## [Instruction]
Render the stretch of the material from the line containing "UI element localization: list" through the line containing "top-chart-title: DJF — [305, 5, 342, 27]" as a Markdown table with columns Row and Entry, skipping any blank lines.

## [Materials provided]
Begin

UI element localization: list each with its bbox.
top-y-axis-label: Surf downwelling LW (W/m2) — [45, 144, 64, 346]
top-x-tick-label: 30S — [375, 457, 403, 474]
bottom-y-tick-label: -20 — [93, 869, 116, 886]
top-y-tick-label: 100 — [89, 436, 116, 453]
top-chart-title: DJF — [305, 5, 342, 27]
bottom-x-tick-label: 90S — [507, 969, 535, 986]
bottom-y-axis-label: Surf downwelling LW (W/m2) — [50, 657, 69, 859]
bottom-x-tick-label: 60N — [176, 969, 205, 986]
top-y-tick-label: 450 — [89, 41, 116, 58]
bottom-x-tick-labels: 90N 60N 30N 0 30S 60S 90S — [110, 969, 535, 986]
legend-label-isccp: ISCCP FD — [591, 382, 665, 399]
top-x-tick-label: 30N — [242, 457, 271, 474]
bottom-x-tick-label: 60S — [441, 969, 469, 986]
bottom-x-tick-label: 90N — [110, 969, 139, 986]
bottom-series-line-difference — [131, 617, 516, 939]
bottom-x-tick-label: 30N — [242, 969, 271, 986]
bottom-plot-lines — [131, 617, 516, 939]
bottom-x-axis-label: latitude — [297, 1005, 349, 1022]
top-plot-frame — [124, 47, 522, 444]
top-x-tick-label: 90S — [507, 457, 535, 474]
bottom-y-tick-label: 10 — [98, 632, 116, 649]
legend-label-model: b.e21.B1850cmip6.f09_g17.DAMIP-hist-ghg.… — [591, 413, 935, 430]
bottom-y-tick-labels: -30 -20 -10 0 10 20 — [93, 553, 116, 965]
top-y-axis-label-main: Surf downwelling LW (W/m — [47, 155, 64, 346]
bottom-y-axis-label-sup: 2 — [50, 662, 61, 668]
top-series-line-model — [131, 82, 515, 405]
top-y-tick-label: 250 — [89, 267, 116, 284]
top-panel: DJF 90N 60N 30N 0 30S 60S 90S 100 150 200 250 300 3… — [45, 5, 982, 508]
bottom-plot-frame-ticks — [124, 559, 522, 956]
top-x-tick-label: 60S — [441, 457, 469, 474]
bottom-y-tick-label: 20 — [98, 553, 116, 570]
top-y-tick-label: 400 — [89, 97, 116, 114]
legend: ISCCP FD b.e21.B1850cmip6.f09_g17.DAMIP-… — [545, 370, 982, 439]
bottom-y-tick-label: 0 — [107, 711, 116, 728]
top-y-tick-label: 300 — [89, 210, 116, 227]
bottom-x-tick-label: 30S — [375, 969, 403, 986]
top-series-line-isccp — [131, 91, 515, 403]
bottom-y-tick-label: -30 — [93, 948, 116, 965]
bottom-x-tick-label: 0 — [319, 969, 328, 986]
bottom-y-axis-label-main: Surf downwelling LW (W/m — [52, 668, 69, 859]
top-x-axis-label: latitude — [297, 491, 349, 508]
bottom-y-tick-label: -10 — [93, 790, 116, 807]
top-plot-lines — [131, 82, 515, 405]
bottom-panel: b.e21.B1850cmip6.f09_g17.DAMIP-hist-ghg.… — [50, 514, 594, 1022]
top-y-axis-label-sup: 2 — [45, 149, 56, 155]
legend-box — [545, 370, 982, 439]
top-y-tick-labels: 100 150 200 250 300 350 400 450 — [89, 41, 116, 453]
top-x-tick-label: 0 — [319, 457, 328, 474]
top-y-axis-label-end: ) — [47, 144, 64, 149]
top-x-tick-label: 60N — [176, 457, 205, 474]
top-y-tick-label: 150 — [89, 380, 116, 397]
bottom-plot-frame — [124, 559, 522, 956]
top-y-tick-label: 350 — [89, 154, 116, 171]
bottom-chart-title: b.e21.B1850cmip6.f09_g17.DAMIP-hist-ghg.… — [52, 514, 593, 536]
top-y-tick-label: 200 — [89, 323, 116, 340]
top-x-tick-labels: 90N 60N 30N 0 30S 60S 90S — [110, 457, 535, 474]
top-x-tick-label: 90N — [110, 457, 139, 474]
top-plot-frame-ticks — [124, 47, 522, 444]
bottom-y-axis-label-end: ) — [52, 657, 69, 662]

End
Begin

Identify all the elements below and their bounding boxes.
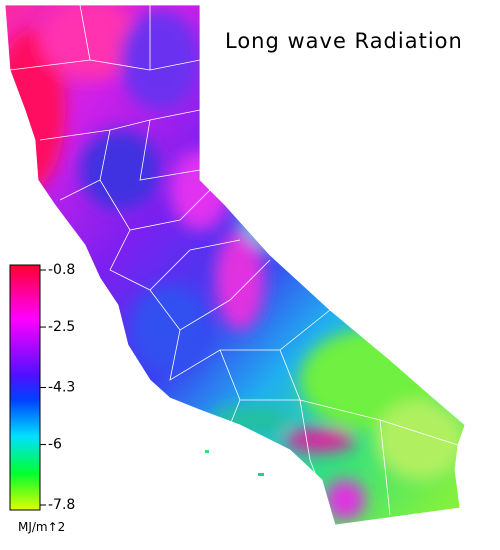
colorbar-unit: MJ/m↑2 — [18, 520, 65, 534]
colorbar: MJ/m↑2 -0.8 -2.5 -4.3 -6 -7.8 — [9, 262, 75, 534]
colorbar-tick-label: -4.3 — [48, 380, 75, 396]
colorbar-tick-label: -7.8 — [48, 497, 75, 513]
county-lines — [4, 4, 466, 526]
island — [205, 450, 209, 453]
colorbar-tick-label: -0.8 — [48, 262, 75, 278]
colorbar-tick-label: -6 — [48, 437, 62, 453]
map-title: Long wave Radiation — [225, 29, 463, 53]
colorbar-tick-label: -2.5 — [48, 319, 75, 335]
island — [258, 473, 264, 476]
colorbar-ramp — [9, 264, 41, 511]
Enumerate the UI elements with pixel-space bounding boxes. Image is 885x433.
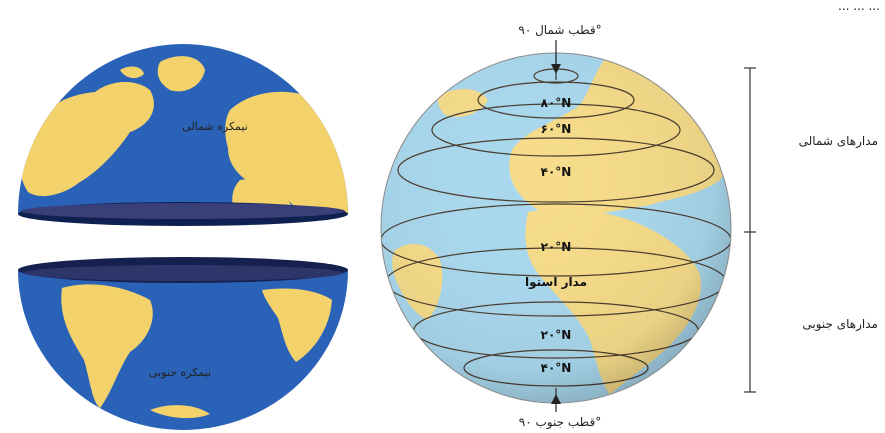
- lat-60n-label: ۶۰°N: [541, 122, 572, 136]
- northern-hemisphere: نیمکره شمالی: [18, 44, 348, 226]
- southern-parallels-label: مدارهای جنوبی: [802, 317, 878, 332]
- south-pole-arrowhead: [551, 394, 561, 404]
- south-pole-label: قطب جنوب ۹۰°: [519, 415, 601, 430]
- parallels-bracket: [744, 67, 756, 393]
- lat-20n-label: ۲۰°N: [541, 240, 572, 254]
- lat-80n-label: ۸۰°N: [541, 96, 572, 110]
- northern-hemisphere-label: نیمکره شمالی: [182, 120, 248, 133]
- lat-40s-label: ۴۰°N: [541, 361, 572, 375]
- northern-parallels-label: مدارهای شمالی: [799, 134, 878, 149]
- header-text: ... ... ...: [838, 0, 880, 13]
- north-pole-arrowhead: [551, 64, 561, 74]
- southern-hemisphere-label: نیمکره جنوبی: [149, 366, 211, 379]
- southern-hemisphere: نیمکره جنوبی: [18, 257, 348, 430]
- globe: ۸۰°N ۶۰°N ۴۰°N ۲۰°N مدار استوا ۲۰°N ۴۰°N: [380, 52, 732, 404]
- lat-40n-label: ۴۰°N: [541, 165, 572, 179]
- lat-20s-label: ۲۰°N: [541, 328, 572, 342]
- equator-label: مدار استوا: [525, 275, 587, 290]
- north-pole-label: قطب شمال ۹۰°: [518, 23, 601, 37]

End
Begin

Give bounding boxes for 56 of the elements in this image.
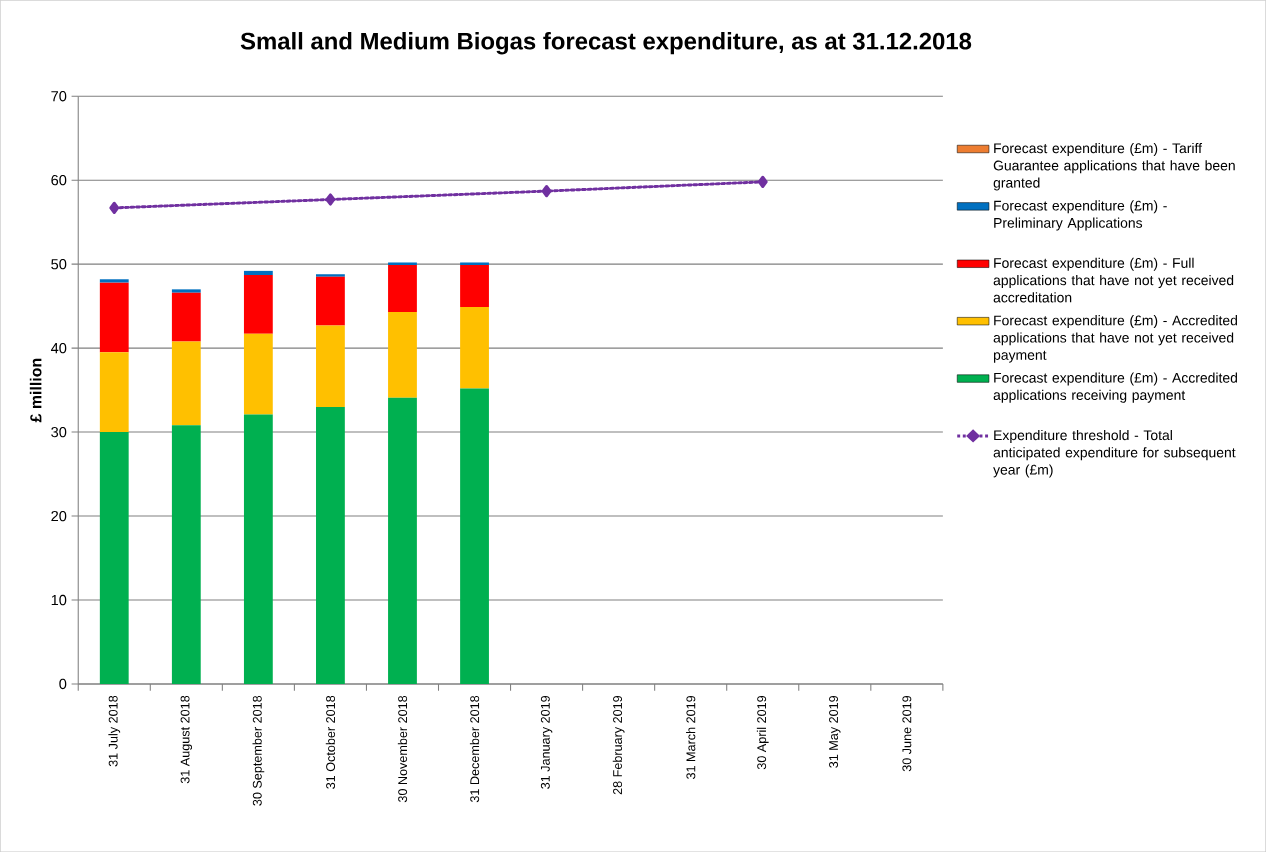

End

## [Solved exercise]
| Row | Entry |
|---|---|
| 1 | UI element localization: list each with its bbox. |
| 2 | top-y-axis-label: Surf downwelling LW (W/m2) — [45, 144, 64, 346] |
| 3 | top-x-tick-label: 30S — [375, 457, 403, 474] |
| 4 | bottom-y-tick-label: -20 — [93, 869, 116, 886] |
| 5 | top-y-tick-label: 100 — [89, 436, 116, 453] |
| 6 | top-chart-title: DJF — [305, 5, 342, 27] |